[DATA PROVIDED start]

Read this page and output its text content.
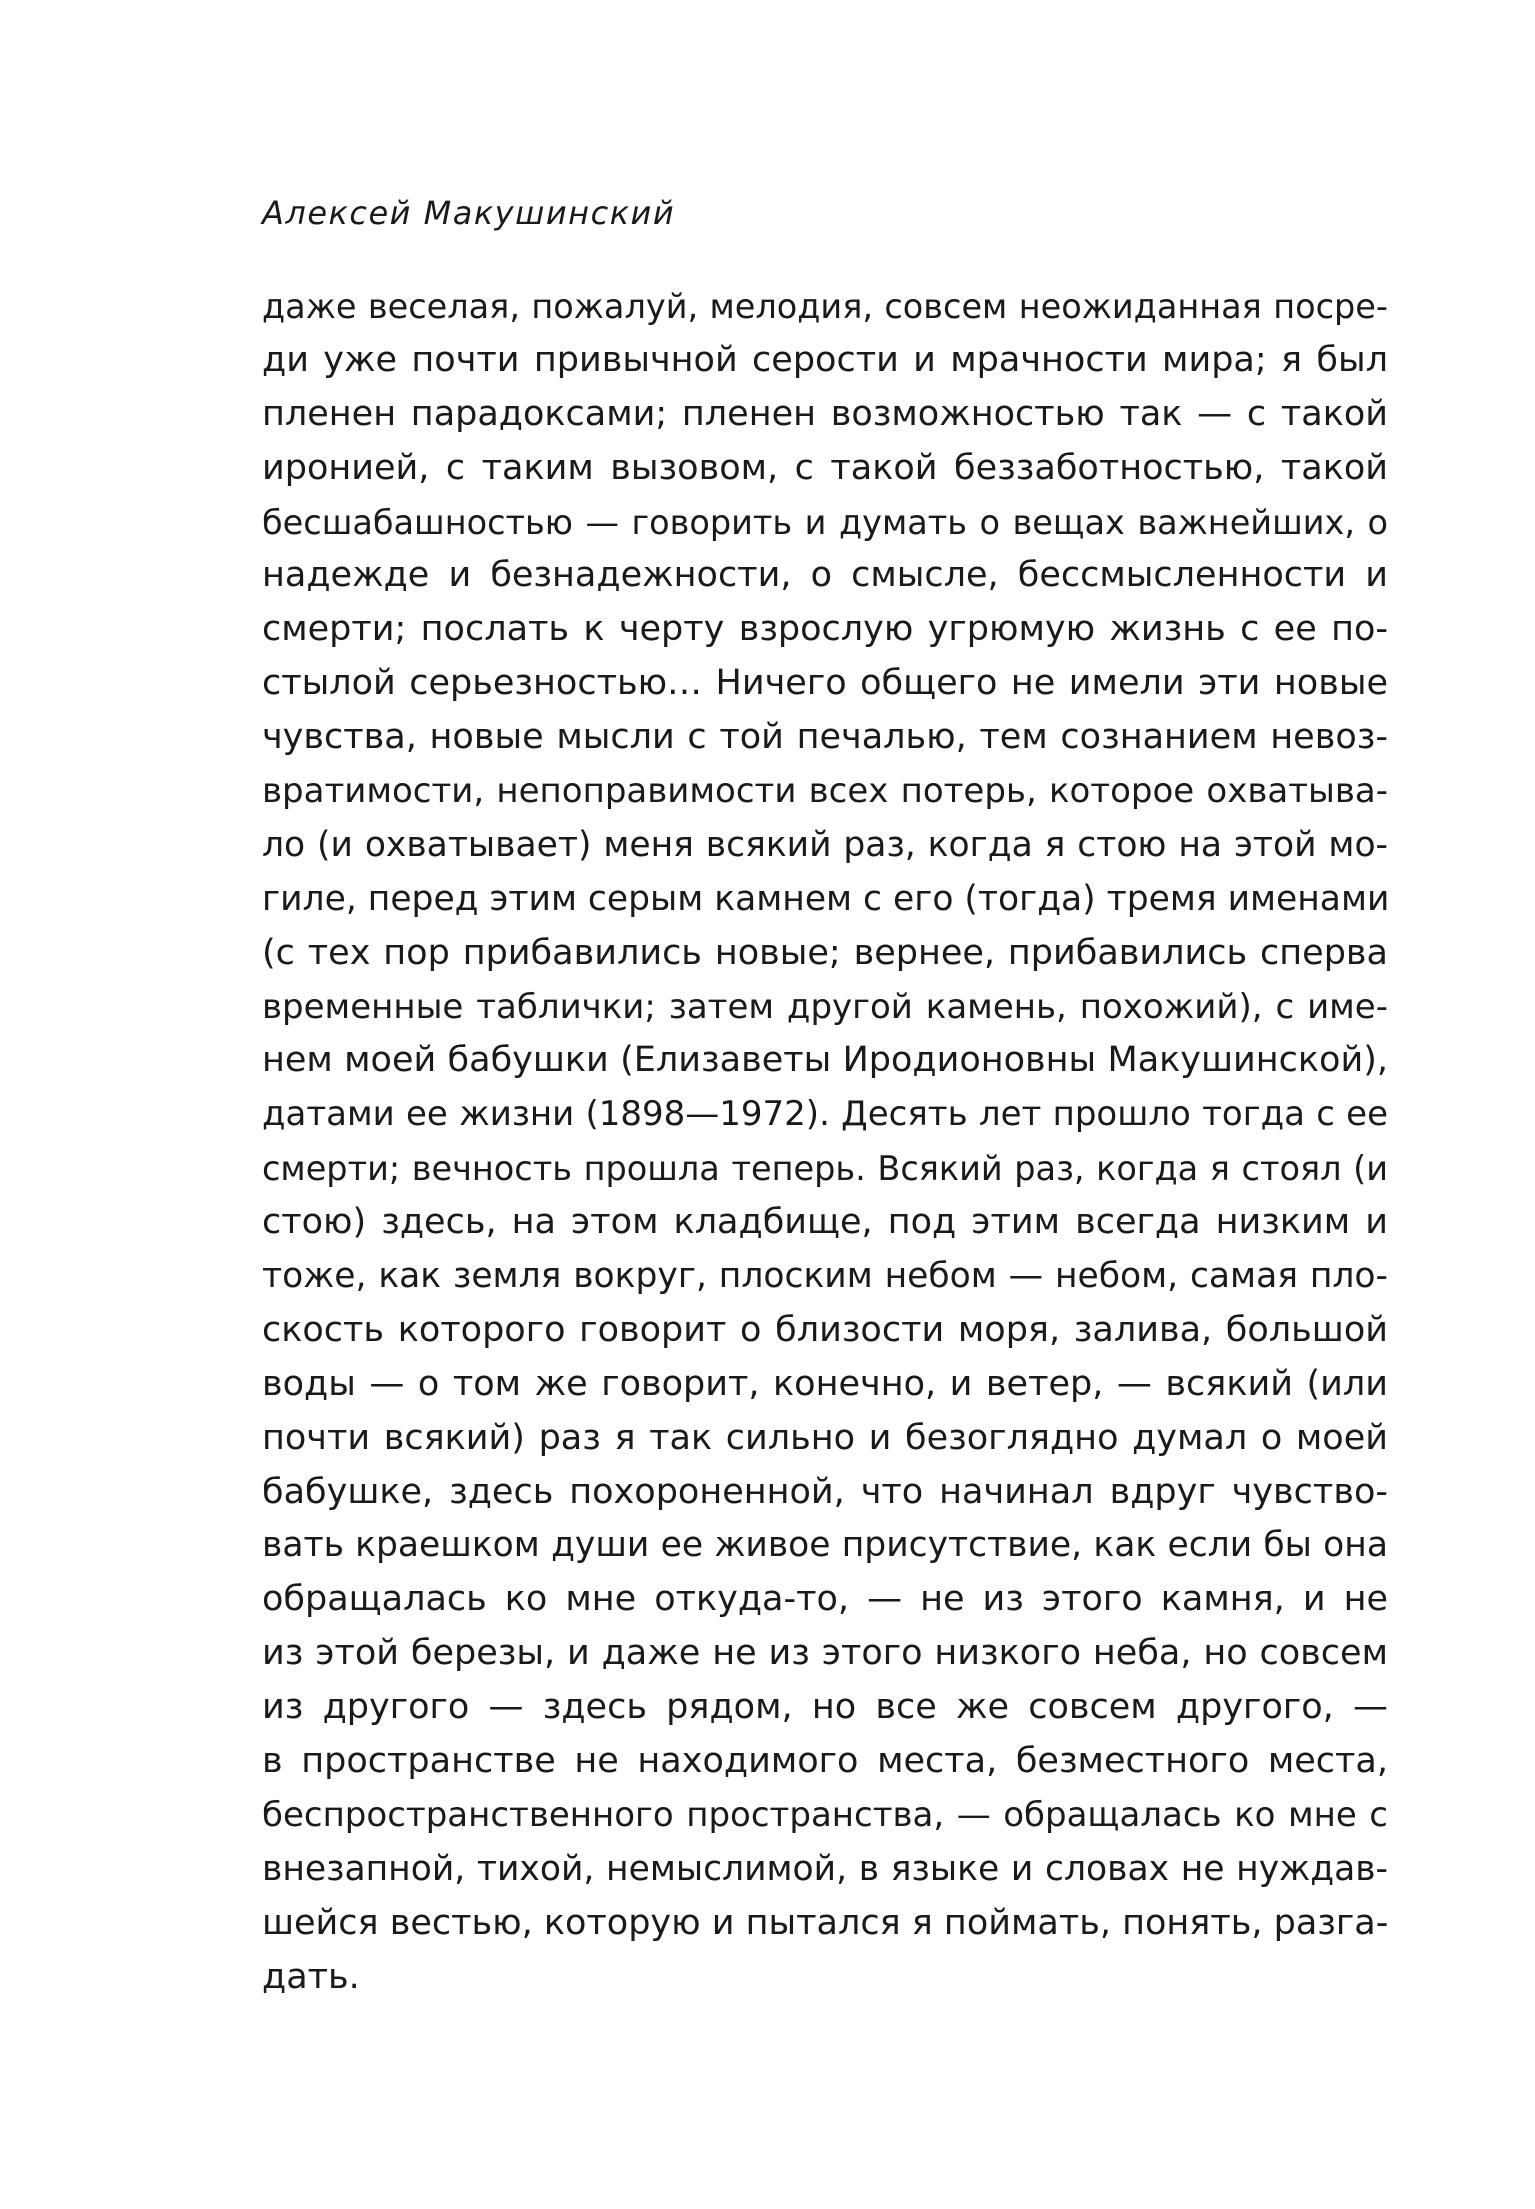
Алексей Макушинский
даже веселая, пожалуй, мелодия, совсем неожиданная посре-
ди уже почти привычной серости и мрачности мира; я был
пленен парадоксами; пленен возможностью так — с такой
иронией, с таким вызовом, с такой беззаботностью, такой
бесшабашностью — говорить и думать о вещах важнейших, о
надежде и безнадежности, о смысле, бессмысленности и
смерти; послать к черту взрослую угрюмую жизнь с ее по-
стылой серьезностью… Ничего общего не имели эти новые
чувства, новые мысли с той печалью, тем сознанием невоз-
вратимости, непоправимости всех потерь, которое охватыва-
ло (и охватывает) меня всякий раз, когда я стою на этой мо-
гиле, перед этим серым камнем с его (тогда) тремя именами
(с тех пор прибавились новые; вернее, прибавились сперва
временные таблички; затем другой камень, похожий), с име-
нем моей бабушки (Елизаветы Иродионовны Макушинской),
датами ее жизни (1898—1972). Десять лет прошло тогда с ее
смерти; вечность прошла теперь. Всякий раз, когда я стоял (и
стою) здесь, на этом кладбище, под этим всегда низким и
тоже, как земля вокруг, плоским небом — небом, самая пло-
скость которого говорит о близости моря, залива, большой
воды — о том же говорит, конечно, и ветер, — всякий (или
почти всякий) раз я так сильно и безоглядно думал о моей
бабушке, здесь похороненной, что начинал вдруг чувство-
вать краешком души ее живое присутствие, как если бы она
обращалась ко мне откуда-то, — не из этого камня, и не
из этой березы, и даже не из этого низкого неба, но совсем
из другого — здесь рядом, но все же совсем другого, —
в пространстве не находимого места, безместного места,
беспространственного пространства, — обращалась ко мне с
внезапной, тихой, немыслимой, в языке и словах не нуждав-
шейся вестью, которую и пытался я поймать, понять, разга-
дать.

[DATA PROVIDED end]

▶ **WHAT IS EXPECTED**:
Gather up the lines containing the word "стою" from these records and copy them.

▶ **ANSWER TO THE TASK**:
ло (и охватывает) меня всякий раз, когда я стою на этой мо-
стою) здесь, на этом кладбище, под этим всегда низким и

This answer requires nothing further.